**Information given**
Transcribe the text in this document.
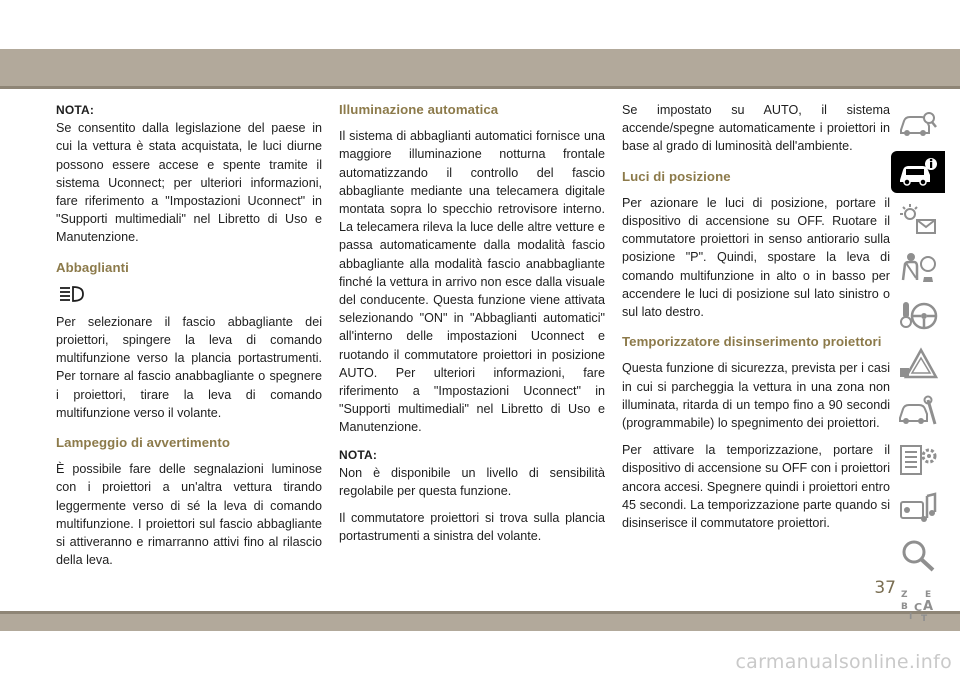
NOTA:

Se consentito dalla legislazione del paese in cui la vettura è stata acquistata, le luci diurne possono essere accese e spente tramite il sistema Uconnect; per ulteriori informazioni, fare riferimento a "Impostazioni Uconnect" in "Supporti multimediali" nel Libretto di Uso e Manutenzione.

Abbaglianti

Per selezionare il fascio abbagliante dei proiettori, spingere la leva di comando multifunzione verso la plancia portastrumenti. Per tornare al fascio anabbagliante o spegnere i proiettori, tirare la leva di comando multifunzione verso il volante.

Lampeggio di avvertimento

È possibile fare delle segnalazioni luminose con i proiettori a un'altra vettura tirando leggermente verso di sé la leva di comando multifunzione. I proiettori sul fascio abbagliante si attiveranno e rimarranno attivi fino al rilascio della leva.

Illuminazione automatica

Il sistema di abbaglianti automatici fornisce una maggiore illuminazione notturna frontale automatizzando il controllo del fascio abbagliante mediante una telecamera digitale montata sopra lo specchio retrovisore interno. La telecamera rileva la luce delle altre vetture e passa automaticamente dalla modalità fascio abbagliante alla modalità fascio anabbagliante finché la vettura in arrivo non esce dalla visuale del conducente. Questa funzione viene attivata selezionando "ON" in "Abbaglianti automatici" all'interno delle impostazioni Uconnect e ruotando il commutatore proiettori in posizione AUTO. Per ulteriori informazioni, fare riferimento a "Impostazioni Uconnect" in "Supporti multimediali" nel Libretto di Uso e Manutenzione.

NOTA:

Non è disponibile un livello di sensibilità regolabile per questa funzione.

Il commutatore proiettori si trova sulla plancia portastrumenti a sinistra del volante.

Se impostato su AUTO, il sistema accende/spegne automaticamente i proiettori in base al grado di luminosità dell'ambiente.

Luci di posizione

Per azionare le luci di posizione, portare il dispositivo di accensione su OFF. Ruotare il commutatore proiettori in senso antiorario sulla posizione "P". Quindi, spostare la leva di comando multifunzione in alto o in basso per accendere le luci di posizione sul lato sinistro o sul lato destro.

Temporizzatore disinserimento proiettori

Questa funzione di sicurezza, prevista per i casi in cui si parcheggia la vettura in una zona non illuminata, ritarda di un tempo fino a 90 secondi (programmabile) lo spegnimento dei proiettori.

Per attivare la temporizzazione, portare il dispositivo di accensione su OFF con i proiettori ancora accesi. Spegnere quindi i proiettori entro 45 secondi. La temporizzazione parte quando si disinserisce il commutatore proiettori.

Z E
B A
I
C
T
37
carmanualsonline.info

**Written task**
In the listing, find each line with the string "volante" and copy it.

**The completed task**
Per selezionare il fascio abbagliante dei proiettori, spingere la leva di comando multifunzione verso la plancia portastrumenti. Per tornare al fascio anabbagliante o spegnere i proiettori, tirare la leva di comando multifunzione verso il volante.
Il commutatore proiettori si trova sulla plancia portastrumenti a sinistra del volante.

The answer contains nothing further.